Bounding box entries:

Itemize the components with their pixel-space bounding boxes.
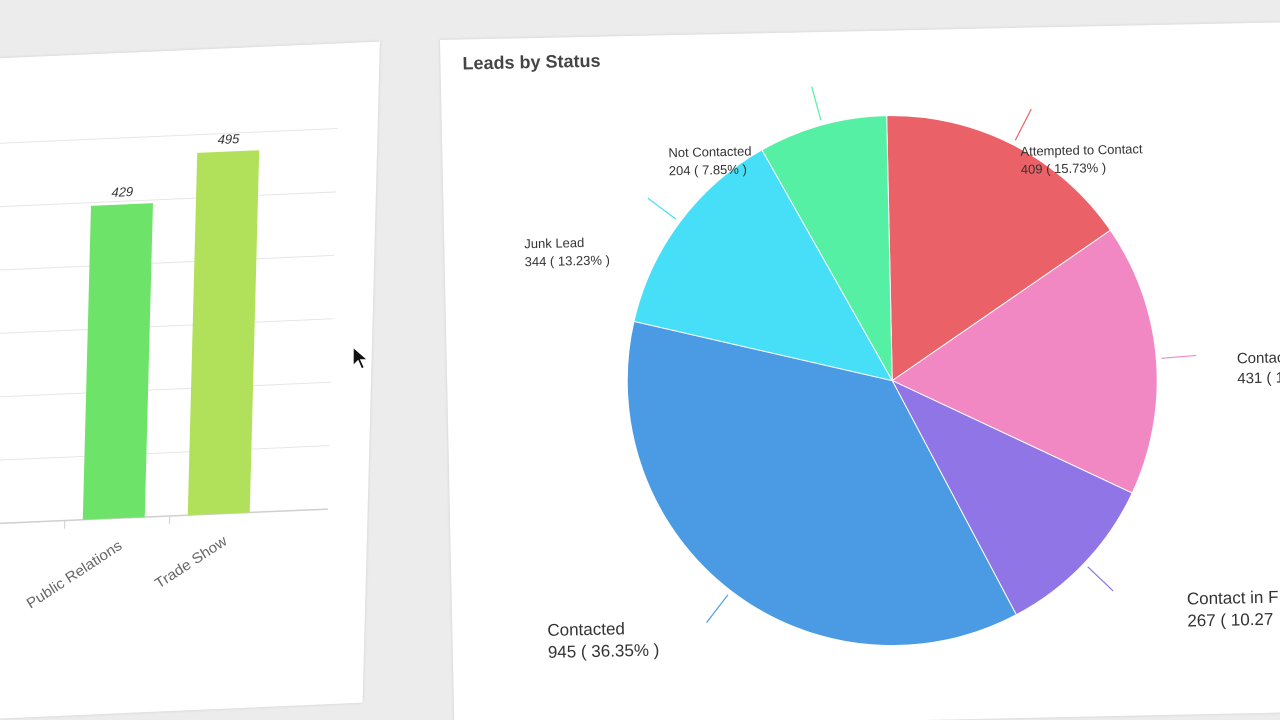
pie-slice-3[interactable] — [626, 313, 1018, 651]
slice-value-label: 945 ( 36.35% ) — [548, 641, 660, 662]
slice-label: Contacted — [547, 619, 625, 640]
bar-1[interactable] — [187, 150, 260, 516]
leader-line — [1161, 354, 1197, 359]
pie-slice-1[interactable] — [889, 229, 1159, 498]
mouse-cursor-icon — [352, 346, 370, 370]
leader-line — [706, 594, 729, 623]
bar-category-label: Trade Show — [152, 533, 230, 593]
leader-line — [1087, 566, 1114, 592]
gridline — [0, 318, 333, 336]
bar-0[interactable] — [82, 203, 153, 520]
bar-gridlines — [0, 128, 338, 529]
gridline — [0, 191, 336, 209]
slice-value-label: 431 ( 1 — [1237, 369, 1280, 387]
slice-label: Not Contacted — [668, 144, 751, 161]
slice-label: Attempted to Contact — [1020, 141, 1143, 159]
gridline — [0, 445, 330, 462]
leader-line — [647, 197, 677, 220]
bar-value-label: 495 — [218, 131, 241, 147]
gridline — [0, 381, 332, 399]
slice-value-label: 409 ( 15.73% ) — [1021, 160, 1107, 177]
pie-slices — [626, 111, 1159, 651]
pie-slice-0[interactable] — [886, 111, 1114, 382]
leader-line — [1014, 108, 1032, 141]
chart-title: Leads by Status — [462, 50, 601, 74]
gridline — [0, 128, 338, 145]
x-axis — [0, 508, 328, 526]
bar-category-label: Public Relations — [24, 537, 125, 612]
pie-chart-panel: Leads by Status Attempted to Contact 409 … — [440, 21, 1280, 720]
slice-label: Junk Lead — [524, 235, 584, 251]
pie-slice-5[interactable] — [761, 115, 893, 384]
slice-value-label: 344 ( 13.23% ) — [525, 252, 611, 269]
pie-slice-4[interactable] — [630, 147, 894, 386]
bar-value-label: 429 — [111, 184, 133, 200]
pie-slice-2[interactable] — [891, 376, 1134, 618]
slice-label: Contact in F — [1187, 588, 1279, 609]
pie-leader-lines — [647, 86, 1197, 623]
bar-marks — [82, 150, 260, 520]
leader-line — [811, 86, 822, 121]
slice-value-label: 204 ( 7.85% ) — [669, 162, 747, 179]
slice-value-label: 267 ( 10.27 — [1187, 610, 1273, 631]
slice-label: Contac — [1237, 349, 1280, 367]
gridline — [0, 254, 335, 272]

YOUR OBJECTIVE
Reproduce the material above line for line, omitting the pictures.

SOLUTION
Itemize the components with their pixel-space bounding boxes.
pie-slice-3[interactable] — [626, 313, 1018, 651]
slice-value-label: 945 ( 36.35% ) — [548, 641, 660, 662]
slice-label: Contacted — [547, 619, 625, 640]
bar-1[interactable] — [187, 150, 260, 516]
leader-line — [1161, 354, 1197, 359]
pie-slice-1[interactable] — [889, 229, 1159, 498]
mouse-cursor-icon — [352, 346, 370, 370]
leader-line — [706, 594, 729, 623]
bar-category-label: Trade Show — [152, 533, 230, 593]
leader-line — [1087, 566, 1114, 592]
gridline — [0, 318, 333, 336]
bar-0[interactable] — [82, 203, 153, 520]
bar-gridlines — [0, 128, 338, 529]
gridline — [0, 191, 336, 209]
slice-value-label: 431 ( 1 — [1237, 369, 1280, 387]
slice-label: Not Contacted — [668, 144, 751, 161]
slice-label: Attempted to Contact — [1020, 141, 1143, 159]
gridline — [0, 445, 330, 462]
leader-line — [647, 197, 677, 220]
bar-value-label: 495 — [218, 131, 241, 147]
gridline — [0, 381, 332, 399]
slice-value-label: 409 ( 15.73% ) — [1021, 160, 1107, 177]
pie-slices — [626, 111, 1159, 651]
pie-slice-0[interactable] — [886, 111, 1114, 382]
leader-line — [1014, 108, 1032, 141]
chart-title: Leads by Status — [462, 50, 601, 74]
gridline — [0, 128, 338, 145]
x-axis — [0, 508, 328, 526]
bar-category-label: Public Relations — [24, 537, 125, 612]
pie-chart-panel: Leads by Status Attempted to Contact 409 … — [440, 21, 1280, 720]
slice-label: Junk Lead — [524, 235, 584, 251]
pie-slice-5[interactable] — [761, 115, 893, 384]
slice-value-label: 344 ( 13.23% ) — [525, 252, 611, 269]
pie-slice-4[interactable] — [630, 147, 894, 386]
bar-value-label: 429 — [111, 184, 133, 200]
pie-slice-2[interactable] — [891, 376, 1134, 618]
slice-label: Contact in F — [1187, 588, 1279, 609]
pie-leader-lines — [647, 86, 1197, 623]
bar-marks — [82, 150, 260, 520]
leader-line — [811, 86, 822, 121]
slice-value-label: 204 ( 7.85% ) — [669, 162, 747, 179]
slice-value-label: 267 ( 10.27 — [1187, 610, 1273, 631]
slice-label: Contac — [1237, 349, 1280, 367]
gridline — [0, 254, 335, 272]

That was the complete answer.